Are you able to retype all the records below exactly?

*Data for this task*
○ ○ ○ ○ ○

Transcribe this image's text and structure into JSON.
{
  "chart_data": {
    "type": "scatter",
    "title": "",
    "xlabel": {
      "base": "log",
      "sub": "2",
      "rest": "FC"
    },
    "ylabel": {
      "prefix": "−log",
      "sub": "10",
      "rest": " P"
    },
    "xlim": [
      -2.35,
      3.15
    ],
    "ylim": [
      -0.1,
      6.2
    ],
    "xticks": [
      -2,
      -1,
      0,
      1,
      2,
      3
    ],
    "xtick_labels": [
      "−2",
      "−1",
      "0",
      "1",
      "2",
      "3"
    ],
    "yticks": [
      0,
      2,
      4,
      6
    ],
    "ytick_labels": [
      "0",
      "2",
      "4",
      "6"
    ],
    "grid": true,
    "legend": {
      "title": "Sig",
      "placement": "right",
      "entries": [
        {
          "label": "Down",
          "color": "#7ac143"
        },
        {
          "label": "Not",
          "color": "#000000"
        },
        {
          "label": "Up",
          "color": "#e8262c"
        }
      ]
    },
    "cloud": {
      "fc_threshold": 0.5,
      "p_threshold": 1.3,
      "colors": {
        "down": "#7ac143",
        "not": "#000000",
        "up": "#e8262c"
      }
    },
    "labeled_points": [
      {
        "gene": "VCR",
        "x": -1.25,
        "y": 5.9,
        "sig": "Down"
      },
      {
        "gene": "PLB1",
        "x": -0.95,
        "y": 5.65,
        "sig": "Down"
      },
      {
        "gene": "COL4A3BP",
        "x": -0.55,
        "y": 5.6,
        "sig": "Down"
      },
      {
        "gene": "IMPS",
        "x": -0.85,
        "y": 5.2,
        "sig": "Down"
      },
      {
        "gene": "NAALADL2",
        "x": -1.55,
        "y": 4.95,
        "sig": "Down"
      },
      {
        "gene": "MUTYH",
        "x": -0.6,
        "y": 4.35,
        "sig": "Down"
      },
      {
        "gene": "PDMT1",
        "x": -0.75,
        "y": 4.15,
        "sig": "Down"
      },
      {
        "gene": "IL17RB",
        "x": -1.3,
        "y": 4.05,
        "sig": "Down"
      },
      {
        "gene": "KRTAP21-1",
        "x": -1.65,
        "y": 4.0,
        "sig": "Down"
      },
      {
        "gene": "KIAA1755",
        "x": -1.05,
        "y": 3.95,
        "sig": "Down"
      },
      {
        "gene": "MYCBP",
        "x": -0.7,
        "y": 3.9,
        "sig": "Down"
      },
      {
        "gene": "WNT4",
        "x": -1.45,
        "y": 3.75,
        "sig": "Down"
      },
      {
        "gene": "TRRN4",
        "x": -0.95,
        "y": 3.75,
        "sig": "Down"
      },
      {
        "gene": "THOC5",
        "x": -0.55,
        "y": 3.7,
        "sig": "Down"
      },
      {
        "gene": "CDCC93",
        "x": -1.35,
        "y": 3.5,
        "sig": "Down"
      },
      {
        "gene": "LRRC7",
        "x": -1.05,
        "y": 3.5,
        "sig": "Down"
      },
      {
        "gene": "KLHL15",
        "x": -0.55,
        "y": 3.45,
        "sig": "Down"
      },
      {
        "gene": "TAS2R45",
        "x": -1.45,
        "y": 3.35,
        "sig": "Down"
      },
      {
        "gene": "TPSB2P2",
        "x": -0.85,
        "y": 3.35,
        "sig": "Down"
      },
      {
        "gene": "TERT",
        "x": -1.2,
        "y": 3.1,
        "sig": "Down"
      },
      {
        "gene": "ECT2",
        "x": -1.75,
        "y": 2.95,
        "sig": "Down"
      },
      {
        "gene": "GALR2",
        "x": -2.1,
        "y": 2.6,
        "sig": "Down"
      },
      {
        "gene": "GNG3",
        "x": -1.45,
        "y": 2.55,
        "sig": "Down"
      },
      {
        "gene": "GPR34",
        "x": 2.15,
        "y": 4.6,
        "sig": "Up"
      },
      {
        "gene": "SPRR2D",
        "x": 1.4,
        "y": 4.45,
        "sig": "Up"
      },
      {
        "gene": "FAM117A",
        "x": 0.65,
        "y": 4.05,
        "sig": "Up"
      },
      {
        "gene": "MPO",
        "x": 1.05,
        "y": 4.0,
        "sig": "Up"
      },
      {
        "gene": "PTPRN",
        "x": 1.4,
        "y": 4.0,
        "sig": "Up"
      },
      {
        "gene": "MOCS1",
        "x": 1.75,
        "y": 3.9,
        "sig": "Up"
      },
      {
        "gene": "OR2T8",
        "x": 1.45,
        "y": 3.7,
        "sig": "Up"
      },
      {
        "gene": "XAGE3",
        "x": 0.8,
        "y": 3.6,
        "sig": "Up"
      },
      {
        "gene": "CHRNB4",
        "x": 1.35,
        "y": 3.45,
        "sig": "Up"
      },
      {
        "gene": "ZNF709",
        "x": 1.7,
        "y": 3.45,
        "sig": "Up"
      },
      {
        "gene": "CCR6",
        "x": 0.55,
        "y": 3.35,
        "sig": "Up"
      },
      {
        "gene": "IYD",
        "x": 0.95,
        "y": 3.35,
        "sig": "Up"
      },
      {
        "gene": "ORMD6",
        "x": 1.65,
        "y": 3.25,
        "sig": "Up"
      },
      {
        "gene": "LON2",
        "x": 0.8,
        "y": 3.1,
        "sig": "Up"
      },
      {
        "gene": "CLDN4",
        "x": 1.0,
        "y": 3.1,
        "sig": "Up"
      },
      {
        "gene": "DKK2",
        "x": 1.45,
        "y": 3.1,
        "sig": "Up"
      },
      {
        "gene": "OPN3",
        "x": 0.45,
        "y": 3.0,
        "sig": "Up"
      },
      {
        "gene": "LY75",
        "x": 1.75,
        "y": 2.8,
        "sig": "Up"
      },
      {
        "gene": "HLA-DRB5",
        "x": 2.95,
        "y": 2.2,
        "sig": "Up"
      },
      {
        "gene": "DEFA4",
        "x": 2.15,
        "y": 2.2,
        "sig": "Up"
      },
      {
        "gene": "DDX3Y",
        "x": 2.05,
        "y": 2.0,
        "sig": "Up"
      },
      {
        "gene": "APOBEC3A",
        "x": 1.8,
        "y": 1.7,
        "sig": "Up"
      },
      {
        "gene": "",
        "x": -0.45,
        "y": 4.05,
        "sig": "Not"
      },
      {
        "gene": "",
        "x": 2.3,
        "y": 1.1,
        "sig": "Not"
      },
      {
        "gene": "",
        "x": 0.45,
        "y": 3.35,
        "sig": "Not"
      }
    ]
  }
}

○ ○ ○ ○ ○

*Exercise result*
Transcribe this image's text and structure into JSON.
{
  "chart_data": {
    "type": "scatter",
    "title": "",
    "xlabel": {
      "base": "log",
      "sub": "2",
      "rest": "FC"
    },
    "ylabel": {
      "prefix": "−log",
      "sub": "10",
      "rest": " P"
    },
    "xlim": [
      -2.35,
      3.15
    ],
    "ylim": [
      -0.1,
      6.2
    ],
    "xticks": [
      -2,
      -1,
      0,
      1,
      2,
      3
    ],
    "xtick_labels": [
      "−2",
      "−1",
      "0",
      "1",
      "2",
      "3"
    ],
    "yticks": [
      0,
      2,
      4,
      6
    ],
    "ytick_labels": [
      "0",
      "2",
      "4",
      "6"
    ],
    "grid": true,
    "legend": {
      "title": "Sig",
      "placement": "right",
      "entries": [
        {
          "label": "Down",
          "color": "#7ac143"
        },
        {
          "label": "Not",
          "color": "#000000"
        },
        {
          "label": "Up",
          "color": "#e8262c"
        }
      ]
    },
    "cloud": {
      "fc_threshold": 0.5,
      "p_threshold": 1.3,
      "colors": {
        "down": "#7ac143",
        "not": "#000000",
        "up": "#e8262c"
      }
    },
    "labeled_points": [
      {
        "gene": "VCR",
        "x": -1.25,
        "y": 5.9,
        "sig": "Down"
      },
      {
        "gene": "PLB1",
        "x": -0.95,
        "y": 5.65,
        "sig": "Down"
      },
      {
        "gene": "COL4A3BP",
        "x": -0.55,
        "y": 5.6,
        "sig": "Down"
      },
      {
        "gene": "IMPS",
        "x": -0.85,
        "y": 5.2,
        "sig": "Down"
      },
      {
        "gene": "NAALADL2",
        "x": -1.55,
        "y": 4.95,
        "sig": "Down"
      },
      {
        "gene": "MUTYH",
        "x": -0.6,
        "y": 4.35,
        "sig": "Down"
      },
      {
        "gene": "PDMT1",
        "x": -0.75,
        "y": 4.15,
        "sig": "Down"
      },
      {
        "gene": "IL17RB",
        "x": -1.3,
        "y": 4.05,
        "sig": "Down"
      },
      {
        "gene": "KRTAP21-1",
        "x": -1.65,
        "y": 4.0,
        "sig": "Down"
      },
      {
        "gene": "KIAA1755",
        "x": -1.05,
        "y": 3.95,
        "sig": "Down"
      },
      {
        "gene": "MYCBP",
        "x": -0.7,
        "y": 3.9,
        "sig": "Down"
      },
      {
        "gene": "WNT4",
        "x": -1.45,
        "y": 3.75,
        "sig": "Down"
      },
      {
        "gene": "TRRN4",
        "x": -0.95,
        "y": 3.75,
        "sig": "Down"
      },
      {
        "gene": "THOC5",
        "x": -0.55,
        "y": 3.7,
        "sig": "Down"
      },
      {
        "gene": "CDCC93",
        "x": -1.35,
        "y": 3.5,
        "sig": "Down"
      },
      {
        "gene": "LRRC7",
        "x": -1.05,
        "y": 3.5,
        "sig": "Down"
      },
      {
        "gene": "KLHL15",
        "x": -0.55,
        "y": 3.45,
        "sig": "Down"
      },
      {
        "gene": "TAS2R45",
        "x": -1.45,
        "y": 3.35,
        "sig": "Down"
      },
      {
        "gene": "TPSB2P2",
        "x": -0.85,
        "y": 3.35,
        "sig": "Down"
      },
      {
        "gene": "TERT",
        "x": -1.2,
        "y": 3.1,
        "sig": "Down"
      },
      {
        "gene": "ECT2",
        "x": -1.75,
        "y": 2.95,
        "sig": "Down"
      },
      {
        "gene": "GALR2",
        "x": -2.1,
        "y": 2.6,
        "sig": "Down"
      },
      {
        "gene": "GNG3",
        "x": -1.45,
        "y": 2.55,
        "sig": "Down"
      },
      {
        "gene": "GPR34",
        "x": 2.15,
        "y": 4.6,
        "sig": "Up"
      },
      {
        "gene": "SPRR2D",
        "x": 1.4,
        "y": 4.45,
        "sig": "Up"
      },
      {
        "gene": "FAM117A",
        "x": 0.65,
        "y": 4.05,
        "sig": "Up"
      },
      {
        "gene": "MPO",
        "x": 1.05,
        "y": 4.0,
        "sig": "Up"
      },
      {
        "gene": "PTPRN",
        "x": 1.4,
        "y": 4.0,
        "sig": "Up"
      },
      {
        "gene": "MOCS1",
        "x": 1.75,
        "y": 3.9,
        "sig": "Up"
      },
      {
        "gene": "OR2T8",
        "x": 1.45,
        "y": 3.7,
        "sig": "Up"
      },
      {
        "gene": "XAGE3",
        "x": 0.8,
        "y": 3.6,
        "sig": "Up"
      },
      {
        "gene": "CHRNB4",
        "x": 1.35,
        "y": 3.45,
        "sig": "Up"
      },
      {
        "gene": "ZNF709",
        "x": 1.7,
        "y": 3.45,
        "sig": "Up"
      },
      {
        "gene": "CCR6",
        "x": 0.55,
        "y": 3.35,
        "sig": "Up"
      },
      {
        "gene": "IYD",
        "x": 0.95,
        "y": 3.35,
        "sig": "Up"
      },
      {
        "gene": "ORMD6",
        "x": 1.65,
        "y": 3.25,
        "sig": "Up"
      },
      {
        "gene": "LON2",
        "x": 0.8,
        "y": 3.1,
        "sig": "Up"
      },
      {
        "gene": "CLDN4",
        "x": 1.0,
        "y": 3.1,
        "sig": "Up"
      },
      {
        "gene": "DKK2",
        "x": 1.45,
        "y": 3.1,
        "sig": "Up"
      },
      {
        "gene": "OPN3",
        "x": 0.45,
        "y": 3.0,
        "sig": "Up"
      },
      {
        "gene": "LY75",
        "x": 1.75,
        "y": 2.8,
        "sig": "Up"
      },
      {
        "gene": "HLA-DRB5",
        "x": 2.95,
        "y": 2.2,
        "sig": "Up"
      },
      {
        "gene": "DEFA4",
        "x": 2.15,
        "y": 2.2,
        "sig": "Up"
      },
      {
        "gene": "DDX3Y",
        "x": 2.05,
        "y": 2.0,
        "sig": "Up"
      },
      {
        "gene": "APOBEC3A",
        "x": 1.8,
        "y": 1.7,
        "sig": "Up"
      },
      {
        "gene": "",
        "x": -0.45,
        "y": 4.05,
        "sig": "Not"
      },
      {
        "gene": "",
        "x": 2.3,
        "y": 1.1,
        "sig": "Not"
      },
      {
        "gene": "",
        "x": 0.45,
        "y": 3.35,
        "sig": "Not"
      }
    ]
  }
}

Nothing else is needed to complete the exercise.